### Your objective:
Return all the data, word for word.

>> START

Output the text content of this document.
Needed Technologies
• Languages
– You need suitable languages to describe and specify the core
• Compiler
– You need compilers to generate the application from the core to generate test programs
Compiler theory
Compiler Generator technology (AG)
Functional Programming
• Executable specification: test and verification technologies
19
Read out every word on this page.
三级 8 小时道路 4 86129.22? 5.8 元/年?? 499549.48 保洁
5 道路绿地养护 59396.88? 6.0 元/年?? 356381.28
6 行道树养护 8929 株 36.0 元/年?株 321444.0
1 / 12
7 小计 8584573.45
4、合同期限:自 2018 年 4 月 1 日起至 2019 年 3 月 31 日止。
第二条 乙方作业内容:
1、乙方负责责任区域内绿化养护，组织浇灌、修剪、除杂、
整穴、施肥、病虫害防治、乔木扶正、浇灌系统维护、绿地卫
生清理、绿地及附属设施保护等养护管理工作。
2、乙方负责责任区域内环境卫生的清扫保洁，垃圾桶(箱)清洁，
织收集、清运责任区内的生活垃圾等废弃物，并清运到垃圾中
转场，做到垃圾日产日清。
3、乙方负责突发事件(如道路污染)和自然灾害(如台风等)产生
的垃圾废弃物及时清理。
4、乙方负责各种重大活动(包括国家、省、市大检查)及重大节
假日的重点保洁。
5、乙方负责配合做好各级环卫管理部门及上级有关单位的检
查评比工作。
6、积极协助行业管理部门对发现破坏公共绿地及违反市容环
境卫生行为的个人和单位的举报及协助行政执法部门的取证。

>> END

### Solution to the problem:
Output the text content of this document.
Needed Technologies
• Languages
– You need suitable languages to describe and specify the core
• Compiler
– You need compilers to generate the application from the core to generate test programs
Compiler theory
Compiler Generator technology (AG)
Functional Programming
• Executable specification: test and verification technologies
19
Read out every word on this page.
三级 8 小时道路 4 86129.22? 5.8 元/年?? 499549.48 保洁
5 道路绿地养护 59396.88? 6.0 元/年?? 356381.28
6 行道树养护 8929 株 36.0 元/年?株 321444.0
1 / 12
7 小计 8584573.45
4、合同期限:自 2018 年 4 月 1 日起至 2019 年 3 月 31 日止。
第二条 乙方作业内容:
1、乙方负责责任区域内绿化养护，组织浇灌、修剪、除杂、
整穴、施肥、病虫害防治、乔木扶正、浇灌系统维护、绿地卫
生清理、绿地及附属设施保护等养护管理工作。
2、乙方负责责任区域内环境卫生的清扫保洁，垃圾桶(箱)清洁，
织收集、清运责任区内的生活垃圾等废弃物，并清运到垃圾中
转场，做到垃圾日产日清。
3、乙方负责突发事件(如道路污染)和自然灾害(如台风等)产生
的垃圾废弃物及时清理。
4、乙方负责各种重大活动(包括国家、省、市大检查)及重大节
假日的重点保洁。
5、乙方负责配合做好各级环卫管理部门及上级有关单位的检
查评比工作。
6、积极协助行业管理部门对发现破坏公共绿地及违反市容环
境卫生行为的个人和单位的举报及协助行政执法部门的取证。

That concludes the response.